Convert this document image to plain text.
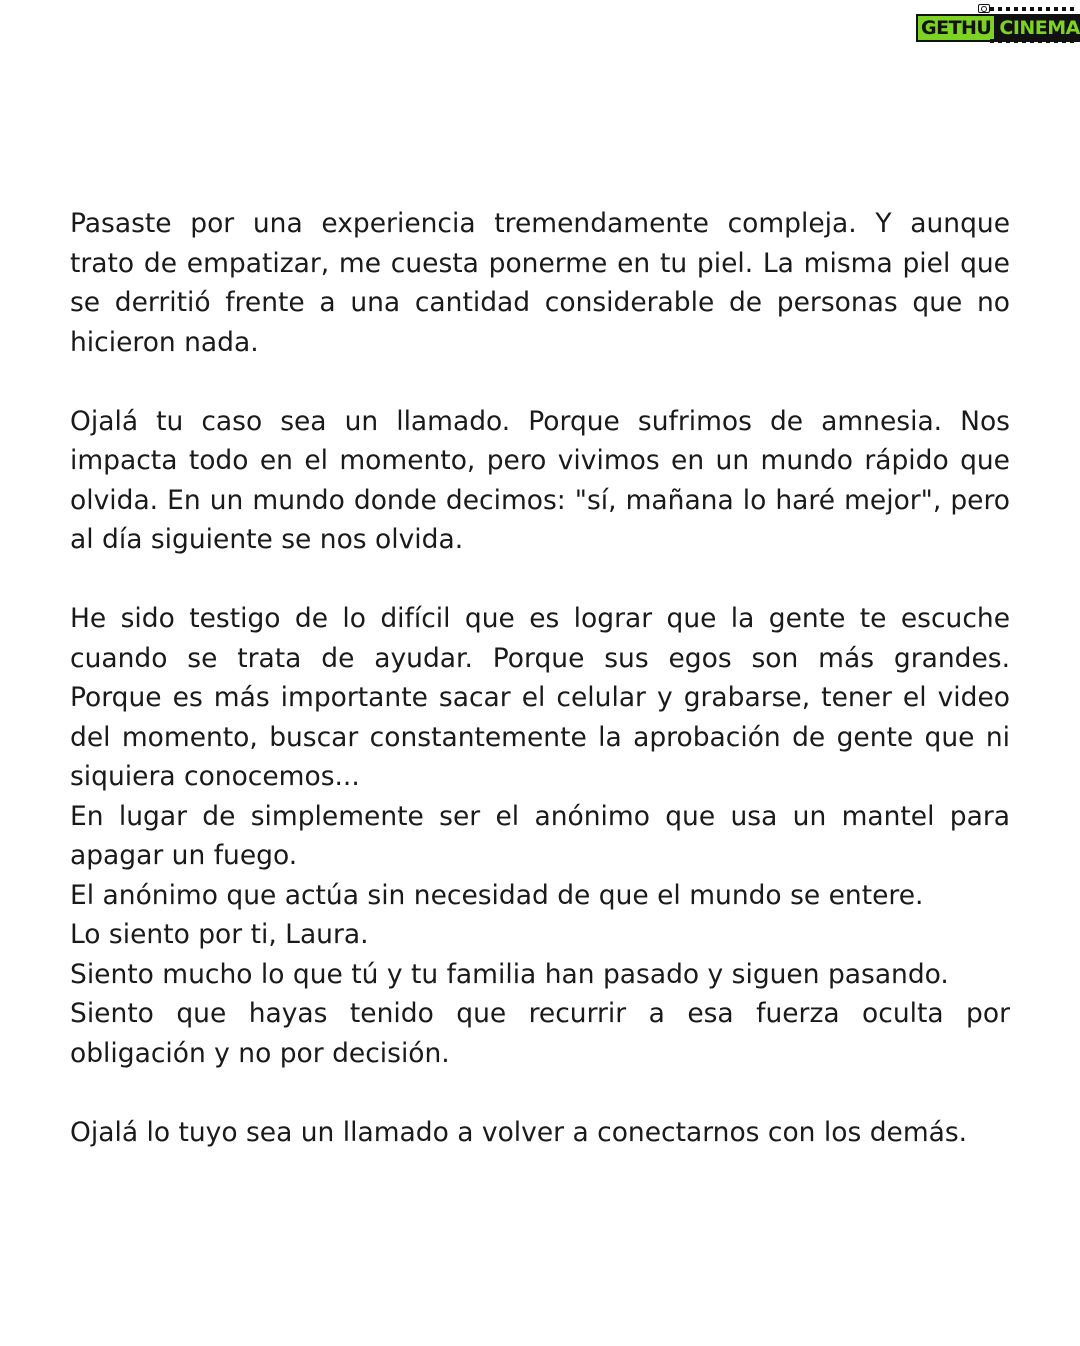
GETHU CINEMA
Pasaste por una experiencia tremendamente compleja. Y aunque
trato de empatizar, me cuesta ponerme en tu piel. La misma piel que
se derritió frente a una cantidad considerable de personas que no
hicieron nada.
Ojalá tu caso sea un llamado. Porque sufrimos de amnesia. Nos
impacta todo en el momento, pero vivimos en un mundo rápido que
olvida. En un mundo donde decimos: "sí, mañana lo haré mejor", pero
al día siguiente se nos olvida.
He sido testigo de lo difícil que es lograr que la gente te escuche
cuando se trata de ayudar. Porque sus egos son más grandes.
Porque es más importante sacar el celular y grabarse, tener el video
del momento, buscar constantemente la aprobación de gente que ni
siquiera conocemos...
En lugar de simplemente ser el anónimo que usa un mantel para
apagar un fuego.
El anónimo que actúa sin necesidad de que el mundo se entere.
Lo siento por ti, Laura.
Siento mucho lo que tú y tu familia han pasado y siguen pasando.
Siento que hayas tenido que recurrir a esa fuerza oculta por
obligación y no por decisión.
Ojalá lo tuyo sea un llamado a volver a conectarnos con los demás.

GOAL: Reproduce the data verbatim. Do not carry any picture into the copy.

EXERCISE OUTPUT:
Convert this document image to plain text.
GETHU CINEMA
Pasaste por una experiencia tremendamente compleja. Y aunque
trato de empatizar, me cuesta ponerme en tu piel. La misma piel que
se derritió frente a una cantidad considerable de personas que no
hicieron nada.
Ojalá tu caso sea un llamado. Porque sufrimos de amnesia. Nos
impacta todo en el momento, pero vivimos en un mundo rápido que
olvida. En un mundo donde decimos: "sí, mañana lo haré mejor", pero
al día siguiente se nos olvida.
He sido testigo de lo difícil que es lograr que la gente te escuche
cuando se trata de ayudar. Porque sus egos son más grandes.
Porque es más importante sacar el celular y grabarse, tener el video
del momento, buscar constantemente la aprobación de gente que ni
siquiera conocemos...
En lugar de simplemente ser el anónimo que usa un mantel para
apagar un fuego.
El anónimo que actúa sin necesidad de que el mundo se entere.
Lo siento por ti, Laura.
Siento mucho lo que tú y tu familia han pasado y siguen pasando.
Siento que hayas tenido que recurrir a esa fuerza oculta por
obligación y no por decisión.
Ojalá lo tuyo sea un llamado a volver a conectarnos con los demás.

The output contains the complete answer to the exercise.